> TO DO: Exact repetition of every entry is required.

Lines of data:
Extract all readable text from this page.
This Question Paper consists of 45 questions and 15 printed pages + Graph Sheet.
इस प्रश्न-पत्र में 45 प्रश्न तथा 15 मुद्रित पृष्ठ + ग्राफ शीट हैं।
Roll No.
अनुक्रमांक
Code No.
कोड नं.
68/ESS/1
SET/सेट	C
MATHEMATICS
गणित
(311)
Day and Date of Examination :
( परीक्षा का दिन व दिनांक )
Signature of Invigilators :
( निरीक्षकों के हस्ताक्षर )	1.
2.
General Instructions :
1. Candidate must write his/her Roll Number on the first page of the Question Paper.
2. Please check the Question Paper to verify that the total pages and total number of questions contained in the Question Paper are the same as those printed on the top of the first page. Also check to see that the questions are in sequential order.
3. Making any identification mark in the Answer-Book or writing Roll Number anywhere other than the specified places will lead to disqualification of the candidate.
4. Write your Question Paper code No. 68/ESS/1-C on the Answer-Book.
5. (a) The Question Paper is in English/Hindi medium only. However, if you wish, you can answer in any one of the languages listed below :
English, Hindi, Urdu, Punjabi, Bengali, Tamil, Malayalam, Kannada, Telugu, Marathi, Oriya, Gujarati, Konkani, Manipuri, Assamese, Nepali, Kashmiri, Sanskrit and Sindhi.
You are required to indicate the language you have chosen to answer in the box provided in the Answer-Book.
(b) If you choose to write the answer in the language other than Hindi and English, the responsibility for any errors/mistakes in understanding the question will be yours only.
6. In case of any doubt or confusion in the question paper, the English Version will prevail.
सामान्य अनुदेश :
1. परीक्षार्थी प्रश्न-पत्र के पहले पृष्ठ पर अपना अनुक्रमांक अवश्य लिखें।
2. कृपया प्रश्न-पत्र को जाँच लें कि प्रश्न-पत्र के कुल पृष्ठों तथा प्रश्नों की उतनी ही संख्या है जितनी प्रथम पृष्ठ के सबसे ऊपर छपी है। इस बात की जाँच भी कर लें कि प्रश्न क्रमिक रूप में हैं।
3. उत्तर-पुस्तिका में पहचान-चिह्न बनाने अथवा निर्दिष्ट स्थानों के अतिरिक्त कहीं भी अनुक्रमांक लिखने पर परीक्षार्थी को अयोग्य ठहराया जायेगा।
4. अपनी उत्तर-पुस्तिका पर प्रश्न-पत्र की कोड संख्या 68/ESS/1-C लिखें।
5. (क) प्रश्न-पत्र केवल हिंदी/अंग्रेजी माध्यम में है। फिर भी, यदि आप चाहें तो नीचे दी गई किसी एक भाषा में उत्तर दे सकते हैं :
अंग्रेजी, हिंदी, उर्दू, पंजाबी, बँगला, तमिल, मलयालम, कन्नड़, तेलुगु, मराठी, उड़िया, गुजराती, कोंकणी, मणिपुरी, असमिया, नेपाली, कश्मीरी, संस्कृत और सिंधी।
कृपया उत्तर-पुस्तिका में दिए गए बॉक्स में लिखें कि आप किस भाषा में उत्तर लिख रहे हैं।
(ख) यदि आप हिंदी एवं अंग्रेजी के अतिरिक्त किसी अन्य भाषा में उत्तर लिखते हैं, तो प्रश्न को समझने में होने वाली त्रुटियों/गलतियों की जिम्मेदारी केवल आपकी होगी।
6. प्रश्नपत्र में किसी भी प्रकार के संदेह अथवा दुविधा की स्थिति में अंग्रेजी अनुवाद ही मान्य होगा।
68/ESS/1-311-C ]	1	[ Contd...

> OUTPUT OF THE TASK:
Extract all readable text from this page.
This Question Paper consists of 45 questions and 15 printed pages + Graph Sheet.
इस प्रश्न-पत्र में 45 प्रश्न तथा 15 मुद्रित पृष्ठ + ग्राफ शीट हैं।
Roll No.
अनुक्रमांक
Code No.
कोड नं.
68/ESS/1
SET/सेट	C
MATHEMATICS
गणित
(311)
Day and Date of Examination :
( परीक्षा का दिन व दिनांक )
Signature of Invigilators :
( निरीक्षकों के हस्ताक्षर )	1.
2.
General Instructions :
1. Candidate must write his/her Roll Number on the first page of the Question Paper.
2. Please check the Question Paper to verify that the total pages and total number of questions contained in the Question Paper are the same as those printed on the top of the first page. Also check to see that the questions are in sequential order.
3. Making any identification mark in the Answer-Book or writing Roll Number anywhere other than the specified places will lead to disqualification of the candidate.
4. Write your Question Paper code No. 68/ESS/1-C on the Answer-Book.
5. (a) The Question Paper is in English/Hindi medium only. However, if you wish, you can answer in any one of the languages listed below :
English, Hindi, Urdu, Punjabi, Bengali, Tamil, Malayalam, Kannada, Telugu, Marathi, Oriya, Gujarati, Konkani, Manipuri, Assamese, Nepali, Kashmiri, Sanskrit and Sindhi.
You are required to indicate the language you have chosen to answer in the box provided in the Answer-Book.
(b) If you choose to write the answer in the language other than Hindi and English, the responsibility for any errors/mistakes in understanding the question will be yours only.
6. In case of any doubt or confusion in the question paper, the English Version will prevail.
सामान्य अनुदेश :
1. परीक्षार्थी प्रश्न-पत्र के पहले पृष्ठ पर अपना अनुक्रमांक अवश्य लिखें।
2. कृपया प्रश्न-पत्र को जाँच लें कि प्रश्न-पत्र के कुल पृष्ठों तथा प्रश्नों की उतनी ही संख्या है जितनी प्रथम पृष्ठ के सबसे ऊपर छपी है। इस बात की जाँच भी कर लें कि प्रश्न क्रमिक रूप में हैं।
3. उत्तर-पुस्तिका में पहचान-चिह्न बनाने अथवा निर्दिष्ट स्थानों के अतिरिक्त कहीं भी अनुक्रमांक लिखने पर परीक्षार्थी को अयोग्य ठहराया जायेगा।
4. अपनी उत्तर-पुस्तिका पर प्रश्न-पत्र की कोड संख्या 68/ESS/1-C लिखें।
5. (क) प्रश्न-पत्र केवल हिंदी/अंग्रेजी माध्यम में है। फिर भी, यदि आप चाहें तो नीचे दी गई किसी एक भाषा में उत्तर दे सकते हैं :
अंग्रेजी, हिंदी, उर्दू, पंजाबी, बँगला, तमिल, मलयालम, कन्नड़, तेलुगु, मराठी, उड़िया, गुजराती, कोंकणी, मणिपुरी, असमिया, नेपाली, कश्मीरी, संस्कृत और सिंधी।
कृपया उत्तर-पुस्तिका में दिए गए बॉक्स में लिखें कि आप किस भाषा में उत्तर लिख रहे हैं।
(ख) यदि आप हिंदी एवं अंग्रेजी के अतिरिक्त किसी अन्य भाषा में उत्तर लिखते हैं, तो प्रश्न को समझने में होने वाली त्रुटियों/गलतियों की जिम्मेदारी केवल आपकी होगी।
6. प्रश्नपत्र में किसी भी प्रकार के संदेह अथवा दुविधा की स्थिति में अंग्रेजी अनुवाद ही मान्य होगा।
68/ESS/1-311-C ]	1	[ Contd...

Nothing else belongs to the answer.